Do this
Go through the entries below and retype them exactly, omitting each picture.

Data for this task
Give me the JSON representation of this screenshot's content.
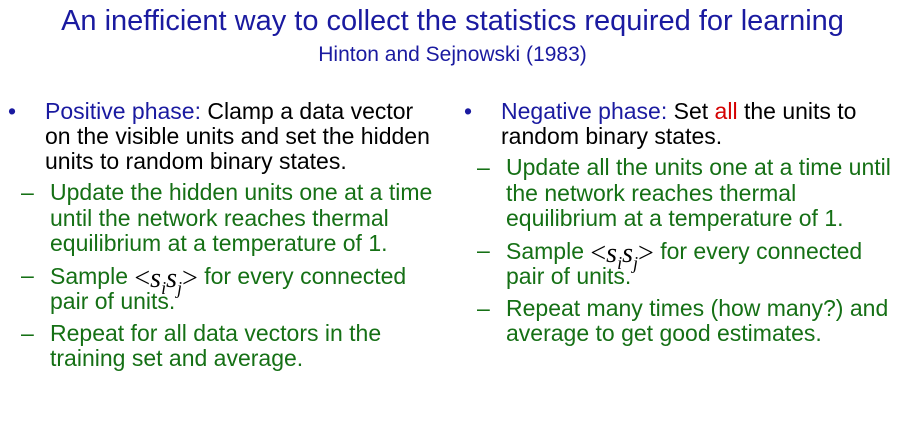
{
  "title": "An inefficient way to collect the statistics required for learning",
  "subtitle": "Hinton and Sejnowski (1983)",
  "bullet_symbol": "•",
  "dash_symbol": "–",
  "positive": {
    "heading": "Positive phase",
    "colon": ":",
    "text": " Clamp a data vector on the visible units and set the hidden units to random binary states.",
    "sub1": "Update the hidden units one at a time until the network reaches thermal equilibrium at a temperature of 1.",
    "sub2_before": "Sample ",
    "sub2_after": " for every connected pair of units.",
    "sub3": "Repeat for all data vectors in the training set and average."
  },
  "negative": {
    "heading": "Negative phase",
    "colon": ":",
    "text_before": " Set ",
    "emph": "all",
    "text_after": " the units to random binary states.",
    "sub1": "Update all the units one at a time until the network reaches thermal equilibrium at a temperature of 1.",
    "sub2_before": "Sample ",
    "sub2_after": " for every connected pair of units.",
    "sub3": "Repeat many times (how many?) and average to get good estimates."
  },
  "math": {
    "lt": "<",
    "s": "s",
    "i": "i",
    "j": "j",
    "gt": ">"
  },
  "colors": {
    "title": "#1a1aa0",
    "green": "#157015",
    "red": "#d40000"
  }
}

Exercise output
Give me the JSON representation of this screenshot's content.
{
  "title": "An inefficient way to collect the statistics required for learning",
  "subtitle": "Hinton and Sejnowski (1983)",
  "bullet_symbol": "•",
  "dash_symbol": "–",
  "positive": {
    "heading": "Positive phase",
    "colon": ":",
    "text": " Clamp a data vector on the visible units and set the hidden units to random binary states.",
    "sub1": "Update the hidden units one at a time until the network reaches thermal equilibrium at a temperature of 1.",
    "sub2_before": "Sample ",
    "sub2_after": " for every connected pair of units.",
    "sub3": "Repeat for all data vectors in the training set and average."
  },
  "negative": {
    "heading": "Negative phase",
    "colon": ":",
    "text_before": " Set ",
    "emph": "all",
    "text_after": " the units to random binary states.",
    "sub1": "Update all the units one at a time until the network reaches thermal equilibrium at a temperature of 1.",
    "sub2_before": "Sample ",
    "sub2_after": " for every connected pair of units.",
    "sub3": "Repeat many times (how many?) and average to get good estimates."
  },
  "math": {
    "lt": "<",
    "s": "s",
    "i": "i",
    "j": "j",
    "gt": ">"
  },
  "colors": {
    "title": "#1a1aa0",
    "green": "#157015",
    "red": "#d40000"
  }
}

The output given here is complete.